**GOAL:**
In the entries below, find the lines with the word "отчество" and copy them.

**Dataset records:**
::::::
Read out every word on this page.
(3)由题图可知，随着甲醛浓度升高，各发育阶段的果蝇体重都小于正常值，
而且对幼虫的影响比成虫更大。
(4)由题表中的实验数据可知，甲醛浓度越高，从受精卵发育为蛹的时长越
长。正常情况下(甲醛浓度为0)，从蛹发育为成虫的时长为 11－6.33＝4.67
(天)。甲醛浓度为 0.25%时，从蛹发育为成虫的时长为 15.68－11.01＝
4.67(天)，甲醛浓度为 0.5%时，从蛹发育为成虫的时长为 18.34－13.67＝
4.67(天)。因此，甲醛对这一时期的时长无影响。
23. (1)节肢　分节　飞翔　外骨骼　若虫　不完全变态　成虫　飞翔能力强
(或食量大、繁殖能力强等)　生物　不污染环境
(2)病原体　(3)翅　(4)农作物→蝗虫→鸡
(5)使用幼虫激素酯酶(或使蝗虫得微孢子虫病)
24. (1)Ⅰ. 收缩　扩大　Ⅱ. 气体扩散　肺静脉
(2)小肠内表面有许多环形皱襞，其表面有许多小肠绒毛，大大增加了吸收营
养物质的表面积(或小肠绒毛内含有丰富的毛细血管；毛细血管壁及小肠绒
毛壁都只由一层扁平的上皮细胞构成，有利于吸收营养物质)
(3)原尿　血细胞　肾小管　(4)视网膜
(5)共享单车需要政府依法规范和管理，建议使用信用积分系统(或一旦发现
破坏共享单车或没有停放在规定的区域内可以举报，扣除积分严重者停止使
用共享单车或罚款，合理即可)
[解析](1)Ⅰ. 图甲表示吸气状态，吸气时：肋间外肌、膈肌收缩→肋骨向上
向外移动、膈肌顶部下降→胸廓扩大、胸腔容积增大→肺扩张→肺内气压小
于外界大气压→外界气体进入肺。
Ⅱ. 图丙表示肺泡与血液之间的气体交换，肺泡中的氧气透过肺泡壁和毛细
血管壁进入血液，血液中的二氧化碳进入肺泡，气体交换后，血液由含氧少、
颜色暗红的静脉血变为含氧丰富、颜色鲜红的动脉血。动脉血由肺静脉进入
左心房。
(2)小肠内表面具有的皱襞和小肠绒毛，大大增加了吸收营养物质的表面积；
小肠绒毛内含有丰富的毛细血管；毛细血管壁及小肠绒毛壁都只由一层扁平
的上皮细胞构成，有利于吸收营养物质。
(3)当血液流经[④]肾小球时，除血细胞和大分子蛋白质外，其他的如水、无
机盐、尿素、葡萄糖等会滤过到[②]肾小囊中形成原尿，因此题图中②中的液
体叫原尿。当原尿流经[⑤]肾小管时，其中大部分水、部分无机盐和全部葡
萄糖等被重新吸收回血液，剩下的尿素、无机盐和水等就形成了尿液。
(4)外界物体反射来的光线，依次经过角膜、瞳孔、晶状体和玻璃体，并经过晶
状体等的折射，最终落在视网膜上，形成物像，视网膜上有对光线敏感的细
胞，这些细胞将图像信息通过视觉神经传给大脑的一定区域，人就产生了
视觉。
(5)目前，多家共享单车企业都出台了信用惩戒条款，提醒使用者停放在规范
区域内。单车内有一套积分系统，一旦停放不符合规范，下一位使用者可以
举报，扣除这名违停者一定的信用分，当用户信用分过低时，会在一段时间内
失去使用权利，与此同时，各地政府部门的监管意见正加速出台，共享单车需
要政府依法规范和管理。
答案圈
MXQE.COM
::::::
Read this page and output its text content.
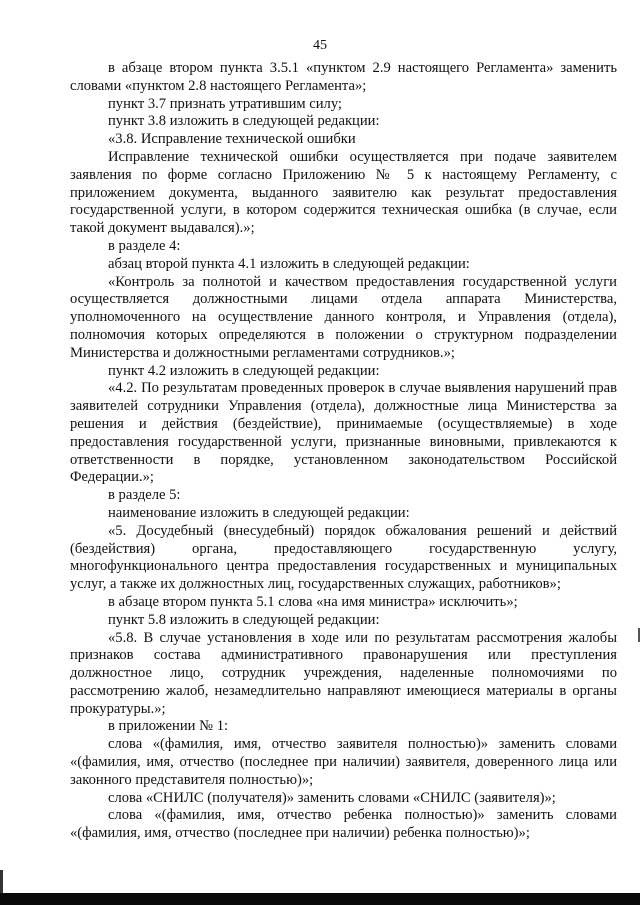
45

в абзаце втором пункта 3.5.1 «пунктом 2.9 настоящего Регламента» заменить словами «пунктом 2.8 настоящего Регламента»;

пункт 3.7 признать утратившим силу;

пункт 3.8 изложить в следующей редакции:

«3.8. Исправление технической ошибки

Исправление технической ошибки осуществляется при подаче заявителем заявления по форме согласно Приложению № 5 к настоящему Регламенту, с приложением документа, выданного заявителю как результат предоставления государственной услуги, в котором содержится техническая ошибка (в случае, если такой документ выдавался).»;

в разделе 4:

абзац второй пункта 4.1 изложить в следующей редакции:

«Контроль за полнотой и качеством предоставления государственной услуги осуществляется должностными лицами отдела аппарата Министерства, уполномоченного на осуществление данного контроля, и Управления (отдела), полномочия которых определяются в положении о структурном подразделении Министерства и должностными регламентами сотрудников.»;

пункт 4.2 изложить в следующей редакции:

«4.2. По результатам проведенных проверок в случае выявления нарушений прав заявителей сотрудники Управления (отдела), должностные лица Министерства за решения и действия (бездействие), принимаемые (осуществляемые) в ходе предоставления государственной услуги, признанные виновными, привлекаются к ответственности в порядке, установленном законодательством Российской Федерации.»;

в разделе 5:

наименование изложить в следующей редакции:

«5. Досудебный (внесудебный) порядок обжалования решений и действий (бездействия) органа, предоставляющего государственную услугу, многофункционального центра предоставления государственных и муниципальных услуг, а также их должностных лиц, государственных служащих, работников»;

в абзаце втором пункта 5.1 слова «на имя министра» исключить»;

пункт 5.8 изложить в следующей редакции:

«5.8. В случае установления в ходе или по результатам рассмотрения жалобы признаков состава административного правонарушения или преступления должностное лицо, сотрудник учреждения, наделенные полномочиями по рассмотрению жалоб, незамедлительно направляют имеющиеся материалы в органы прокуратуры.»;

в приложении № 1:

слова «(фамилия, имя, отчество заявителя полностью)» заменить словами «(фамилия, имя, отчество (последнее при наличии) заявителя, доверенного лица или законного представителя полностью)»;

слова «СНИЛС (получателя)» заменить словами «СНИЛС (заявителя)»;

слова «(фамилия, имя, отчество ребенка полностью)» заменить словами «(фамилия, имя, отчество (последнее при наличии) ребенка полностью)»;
::::::
**SOLUTION TO THIS EXERCISE:**
слова «(фамилия, имя, отчество заявителя полностью)» заменить словами «(фамилия, имя, отчество (последнее при наличии) заявителя, доверенного лица или законного представителя полностью)»;
слова «(фамилия, имя, отчество ребенка полностью)» заменить словами «(фамилия, имя, отчество (последнее при наличии) ребенка полностью)»;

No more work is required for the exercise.